**DIRECTION**
Set down the full listing exactly, character for character.
══ GIVEN RECORDS ══
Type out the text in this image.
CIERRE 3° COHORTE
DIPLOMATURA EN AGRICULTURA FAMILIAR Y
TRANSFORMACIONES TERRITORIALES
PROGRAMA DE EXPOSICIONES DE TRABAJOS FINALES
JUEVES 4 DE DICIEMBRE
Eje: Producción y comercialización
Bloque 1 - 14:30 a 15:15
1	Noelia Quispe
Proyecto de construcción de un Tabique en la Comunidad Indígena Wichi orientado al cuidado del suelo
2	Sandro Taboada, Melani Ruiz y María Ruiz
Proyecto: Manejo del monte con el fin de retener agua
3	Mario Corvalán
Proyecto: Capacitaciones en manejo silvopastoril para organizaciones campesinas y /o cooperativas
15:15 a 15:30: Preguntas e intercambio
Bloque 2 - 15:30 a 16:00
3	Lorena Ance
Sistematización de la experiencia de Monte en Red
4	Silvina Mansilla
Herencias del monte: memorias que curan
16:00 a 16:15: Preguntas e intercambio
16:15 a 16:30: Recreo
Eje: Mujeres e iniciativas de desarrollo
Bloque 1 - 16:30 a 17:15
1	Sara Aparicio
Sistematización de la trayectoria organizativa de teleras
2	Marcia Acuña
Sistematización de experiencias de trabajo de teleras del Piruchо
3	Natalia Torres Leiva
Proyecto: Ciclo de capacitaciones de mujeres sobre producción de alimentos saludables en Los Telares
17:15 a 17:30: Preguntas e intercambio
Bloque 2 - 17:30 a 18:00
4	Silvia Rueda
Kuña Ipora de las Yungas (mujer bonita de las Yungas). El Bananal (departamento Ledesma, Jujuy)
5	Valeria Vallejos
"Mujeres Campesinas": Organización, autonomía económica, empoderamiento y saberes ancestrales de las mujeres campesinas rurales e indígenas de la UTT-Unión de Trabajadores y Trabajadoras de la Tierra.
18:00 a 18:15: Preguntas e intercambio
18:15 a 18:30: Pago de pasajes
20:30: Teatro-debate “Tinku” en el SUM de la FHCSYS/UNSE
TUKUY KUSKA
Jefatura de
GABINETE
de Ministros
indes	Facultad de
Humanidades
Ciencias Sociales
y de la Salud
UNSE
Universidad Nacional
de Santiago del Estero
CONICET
═══
**WORKED SOLUTION**
Type out the text in this image.
CIERRE 3° COHORTE
DIPLOMATURA EN AGRICULTURA FAMILIAR Y
TRANSFORMACIONES TERRITORIALES
PROGRAMA DE EXPOSICIONES DE TRABAJOS FINALES
JUEVES 4 DE DICIEMBRE
Eje: Producción y comercialización
Bloque 1 - 14:30 a 15:15
1	Noelia Quispe
Proyecto de construcción de un Tabique en la Comunidad Indígena Wichi orientado al cuidado del suelo
2	Sandro Taboada, Melani Ruiz y María Ruiz
Proyecto: Manejo del monte con el fin de retener agua
3	Mario Corvalán
Proyecto: Capacitaciones en manejo silvopastoril para organizaciones campesinas y /o cooperativas
15:15 a 15:30: Preguntas e intercambio
Bloque 2 - 15:30 a 16:00
3	Lorena Ance
Sistematización de la experiencia de Monte en Red
4	Silvina Mansilla
Herencias del monte: memorias que curan
16:00 a 16:15: Preguntas e intercambio
16:15 a 16:30: Recreo
Eje: Mujeres e iniciativas de desarrollo
Bloque 1 - 16:30 a 17:15
1	Sara Aparicio
Sistematización de la trayectoria organizativa de teleras
2	Marcia Acuña
Sistematización de experiencias de trabajo de teleras del Piruchо
3	Natalia Torres Leiva
Proyecto: Ciclo de capacitaciones de mujeres sobre producción de alimentos saludables en Los Telares
17:15 a 17:30: Preguntas e intercambio
Bloque 2 - 17:30 a 18:00
4	Silvia Rueda
Kuña Ipora de las Yungas (mujer bonita de las Yungas). El Bananal (departamento Ledesma, Jujuy)
5	Valeria Vallejos
"Mujeres Campesinas": Organización, autonomía económica, empoderamiento y saberes ancestrales de las mujeres campesinas rurales e indígenas de la UTT-Unión de Trabajadores y Trabajadoras de la Tierra.
18:00 a 18:15: Preguntas e intercambio
18:15 a 18:30: Pago de pasajes
20:30: Teatro-debate “Tinku” en el SUM de la FHCSYS/UNSE
TUKUY KUSKA
Jefatura de
GABINETE
de Ministros
indes	Facultad de
Humanidades
Ciencias Sociales
y de la Salud
UNSE
Universidad Nacional
de Santiago del Estero
CONICET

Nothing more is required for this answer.